Items from a figure collection:

════════════════════

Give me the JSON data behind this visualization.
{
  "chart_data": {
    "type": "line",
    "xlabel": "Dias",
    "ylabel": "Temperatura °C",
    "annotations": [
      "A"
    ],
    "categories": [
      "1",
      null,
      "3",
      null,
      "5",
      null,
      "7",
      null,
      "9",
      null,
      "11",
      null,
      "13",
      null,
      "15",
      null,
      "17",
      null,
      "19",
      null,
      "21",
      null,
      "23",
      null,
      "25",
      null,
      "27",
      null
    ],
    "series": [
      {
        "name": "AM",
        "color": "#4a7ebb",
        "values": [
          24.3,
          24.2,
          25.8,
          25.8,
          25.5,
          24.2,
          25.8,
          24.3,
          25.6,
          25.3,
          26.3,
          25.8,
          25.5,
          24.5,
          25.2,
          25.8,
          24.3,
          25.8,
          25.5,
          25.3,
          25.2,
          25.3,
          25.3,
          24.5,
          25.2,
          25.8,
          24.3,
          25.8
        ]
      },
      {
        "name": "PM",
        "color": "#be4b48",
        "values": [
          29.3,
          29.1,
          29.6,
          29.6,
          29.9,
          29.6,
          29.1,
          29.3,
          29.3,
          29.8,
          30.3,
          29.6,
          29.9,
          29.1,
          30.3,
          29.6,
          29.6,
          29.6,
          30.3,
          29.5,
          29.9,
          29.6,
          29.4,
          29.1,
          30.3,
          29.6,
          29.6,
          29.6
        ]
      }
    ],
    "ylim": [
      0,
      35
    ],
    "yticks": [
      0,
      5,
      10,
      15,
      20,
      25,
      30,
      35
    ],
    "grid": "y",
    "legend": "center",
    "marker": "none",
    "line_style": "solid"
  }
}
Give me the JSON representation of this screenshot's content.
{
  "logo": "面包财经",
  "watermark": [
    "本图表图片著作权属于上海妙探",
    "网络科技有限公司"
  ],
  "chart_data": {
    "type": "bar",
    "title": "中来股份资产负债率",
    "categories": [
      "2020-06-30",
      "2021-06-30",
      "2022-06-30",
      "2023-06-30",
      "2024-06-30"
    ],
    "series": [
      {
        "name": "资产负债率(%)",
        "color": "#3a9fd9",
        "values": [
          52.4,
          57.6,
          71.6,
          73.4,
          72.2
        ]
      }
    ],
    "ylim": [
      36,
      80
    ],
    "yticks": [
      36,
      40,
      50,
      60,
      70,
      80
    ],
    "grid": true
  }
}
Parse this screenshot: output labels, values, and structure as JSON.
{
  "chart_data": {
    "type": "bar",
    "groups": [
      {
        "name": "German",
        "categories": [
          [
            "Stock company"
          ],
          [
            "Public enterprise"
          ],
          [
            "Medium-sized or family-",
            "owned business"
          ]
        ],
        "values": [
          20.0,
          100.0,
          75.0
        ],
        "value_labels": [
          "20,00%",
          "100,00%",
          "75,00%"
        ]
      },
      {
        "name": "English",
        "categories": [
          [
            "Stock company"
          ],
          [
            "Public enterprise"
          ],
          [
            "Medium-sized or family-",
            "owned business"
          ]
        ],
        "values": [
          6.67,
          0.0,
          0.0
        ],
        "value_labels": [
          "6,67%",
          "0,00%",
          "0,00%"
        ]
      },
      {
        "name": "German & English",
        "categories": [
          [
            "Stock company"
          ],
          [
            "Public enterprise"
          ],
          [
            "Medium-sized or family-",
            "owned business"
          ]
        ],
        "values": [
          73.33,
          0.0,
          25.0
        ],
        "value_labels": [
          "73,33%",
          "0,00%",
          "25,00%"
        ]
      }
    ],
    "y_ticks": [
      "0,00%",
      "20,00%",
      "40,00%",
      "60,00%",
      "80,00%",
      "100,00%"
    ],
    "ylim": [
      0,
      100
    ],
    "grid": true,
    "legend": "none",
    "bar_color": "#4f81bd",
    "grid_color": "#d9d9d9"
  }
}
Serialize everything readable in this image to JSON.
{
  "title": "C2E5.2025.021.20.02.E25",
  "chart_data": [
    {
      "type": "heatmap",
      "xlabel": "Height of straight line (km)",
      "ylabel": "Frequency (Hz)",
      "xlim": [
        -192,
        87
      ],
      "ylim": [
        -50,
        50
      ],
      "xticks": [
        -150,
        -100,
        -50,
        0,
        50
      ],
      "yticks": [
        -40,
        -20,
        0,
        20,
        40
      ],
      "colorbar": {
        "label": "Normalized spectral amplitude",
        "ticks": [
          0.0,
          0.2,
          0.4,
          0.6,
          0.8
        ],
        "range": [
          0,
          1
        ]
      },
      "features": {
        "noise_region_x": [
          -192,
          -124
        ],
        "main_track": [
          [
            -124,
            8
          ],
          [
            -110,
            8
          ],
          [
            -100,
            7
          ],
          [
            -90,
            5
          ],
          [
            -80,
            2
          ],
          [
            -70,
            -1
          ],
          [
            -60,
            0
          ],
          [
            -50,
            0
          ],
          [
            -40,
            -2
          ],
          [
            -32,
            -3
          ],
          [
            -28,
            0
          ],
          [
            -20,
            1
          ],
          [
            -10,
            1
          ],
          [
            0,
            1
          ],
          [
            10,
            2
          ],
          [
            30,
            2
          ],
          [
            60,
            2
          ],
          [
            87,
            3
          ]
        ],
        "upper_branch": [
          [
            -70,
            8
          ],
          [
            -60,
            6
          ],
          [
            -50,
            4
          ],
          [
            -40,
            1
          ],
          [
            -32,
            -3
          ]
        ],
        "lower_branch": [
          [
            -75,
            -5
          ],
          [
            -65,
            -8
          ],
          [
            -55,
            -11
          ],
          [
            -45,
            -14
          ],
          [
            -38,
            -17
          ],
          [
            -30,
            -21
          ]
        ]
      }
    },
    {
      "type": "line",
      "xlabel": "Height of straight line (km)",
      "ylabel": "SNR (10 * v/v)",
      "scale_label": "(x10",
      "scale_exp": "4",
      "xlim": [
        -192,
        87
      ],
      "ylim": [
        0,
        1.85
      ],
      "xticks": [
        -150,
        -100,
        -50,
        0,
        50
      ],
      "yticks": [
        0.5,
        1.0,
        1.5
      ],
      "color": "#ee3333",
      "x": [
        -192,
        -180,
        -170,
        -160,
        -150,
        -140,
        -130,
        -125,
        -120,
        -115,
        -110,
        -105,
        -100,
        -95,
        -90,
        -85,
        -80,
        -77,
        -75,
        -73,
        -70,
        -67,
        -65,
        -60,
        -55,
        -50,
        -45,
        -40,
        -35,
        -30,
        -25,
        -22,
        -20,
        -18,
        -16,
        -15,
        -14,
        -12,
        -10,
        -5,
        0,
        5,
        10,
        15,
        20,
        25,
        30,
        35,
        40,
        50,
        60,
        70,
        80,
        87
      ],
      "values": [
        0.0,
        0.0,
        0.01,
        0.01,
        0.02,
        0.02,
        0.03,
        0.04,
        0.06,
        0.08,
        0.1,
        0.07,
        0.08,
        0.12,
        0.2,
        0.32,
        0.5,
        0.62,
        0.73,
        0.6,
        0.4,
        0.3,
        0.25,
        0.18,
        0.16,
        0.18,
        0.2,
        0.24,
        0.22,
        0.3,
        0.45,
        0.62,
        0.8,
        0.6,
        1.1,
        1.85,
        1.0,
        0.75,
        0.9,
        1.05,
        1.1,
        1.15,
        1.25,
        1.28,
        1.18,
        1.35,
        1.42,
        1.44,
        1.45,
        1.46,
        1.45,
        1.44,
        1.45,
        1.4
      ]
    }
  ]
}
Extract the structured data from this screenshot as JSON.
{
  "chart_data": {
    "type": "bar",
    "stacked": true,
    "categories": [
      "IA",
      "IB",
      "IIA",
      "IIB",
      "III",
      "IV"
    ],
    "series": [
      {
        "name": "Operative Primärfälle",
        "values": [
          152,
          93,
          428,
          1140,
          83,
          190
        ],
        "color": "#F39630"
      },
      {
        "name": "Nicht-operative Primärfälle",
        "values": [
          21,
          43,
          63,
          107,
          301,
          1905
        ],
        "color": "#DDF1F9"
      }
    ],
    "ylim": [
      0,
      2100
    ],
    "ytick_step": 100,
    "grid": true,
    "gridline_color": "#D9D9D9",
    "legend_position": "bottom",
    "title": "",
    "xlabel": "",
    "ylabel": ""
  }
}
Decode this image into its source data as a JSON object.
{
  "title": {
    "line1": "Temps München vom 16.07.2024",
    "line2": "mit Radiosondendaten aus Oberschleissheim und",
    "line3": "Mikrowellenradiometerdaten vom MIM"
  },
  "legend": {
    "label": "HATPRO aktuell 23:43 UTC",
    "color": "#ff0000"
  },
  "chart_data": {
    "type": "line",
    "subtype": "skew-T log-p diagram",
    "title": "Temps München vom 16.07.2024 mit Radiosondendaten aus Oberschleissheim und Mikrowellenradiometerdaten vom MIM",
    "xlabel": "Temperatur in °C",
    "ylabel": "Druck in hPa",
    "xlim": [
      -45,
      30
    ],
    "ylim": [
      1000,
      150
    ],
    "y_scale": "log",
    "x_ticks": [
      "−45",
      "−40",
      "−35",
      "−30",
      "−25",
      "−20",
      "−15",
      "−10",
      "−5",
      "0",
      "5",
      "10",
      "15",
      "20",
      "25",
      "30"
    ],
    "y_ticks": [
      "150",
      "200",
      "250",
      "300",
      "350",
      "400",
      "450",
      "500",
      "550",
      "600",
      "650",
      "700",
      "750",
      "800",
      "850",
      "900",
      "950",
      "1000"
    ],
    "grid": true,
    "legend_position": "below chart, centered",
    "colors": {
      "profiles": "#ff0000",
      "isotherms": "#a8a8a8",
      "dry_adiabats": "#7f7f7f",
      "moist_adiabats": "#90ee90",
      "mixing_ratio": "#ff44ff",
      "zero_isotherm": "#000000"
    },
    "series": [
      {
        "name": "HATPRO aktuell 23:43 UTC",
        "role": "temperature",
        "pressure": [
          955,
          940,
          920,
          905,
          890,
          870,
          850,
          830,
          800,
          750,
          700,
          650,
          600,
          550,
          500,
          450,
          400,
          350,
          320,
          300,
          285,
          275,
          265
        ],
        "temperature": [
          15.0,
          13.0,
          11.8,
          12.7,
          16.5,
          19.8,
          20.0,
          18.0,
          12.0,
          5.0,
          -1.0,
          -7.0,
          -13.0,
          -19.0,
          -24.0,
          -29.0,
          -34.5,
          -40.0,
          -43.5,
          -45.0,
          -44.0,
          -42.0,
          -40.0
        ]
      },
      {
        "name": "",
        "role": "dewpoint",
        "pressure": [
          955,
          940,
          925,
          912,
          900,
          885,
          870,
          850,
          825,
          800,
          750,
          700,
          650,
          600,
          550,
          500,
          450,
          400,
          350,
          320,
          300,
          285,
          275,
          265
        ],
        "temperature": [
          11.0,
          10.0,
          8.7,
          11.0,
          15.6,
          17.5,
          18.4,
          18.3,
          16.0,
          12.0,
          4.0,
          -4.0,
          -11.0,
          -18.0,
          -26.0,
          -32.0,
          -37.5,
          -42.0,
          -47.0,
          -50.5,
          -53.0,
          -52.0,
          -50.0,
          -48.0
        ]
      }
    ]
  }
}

════════════════════

* REQUIREMENTS
From the material above, copy each line that includes the word "this".

* CORRECT OUTPUT
Give me the JSON data behind this visualization.
Give me the JSON representation of this screenshot's content.
Parse this screenshot: output labels, values, and structure as JSON.
Serialize everything readable in this image to JSON.
Extract the structured data from this screenshot as JSON.
Decode this image into its source data as a JSON object.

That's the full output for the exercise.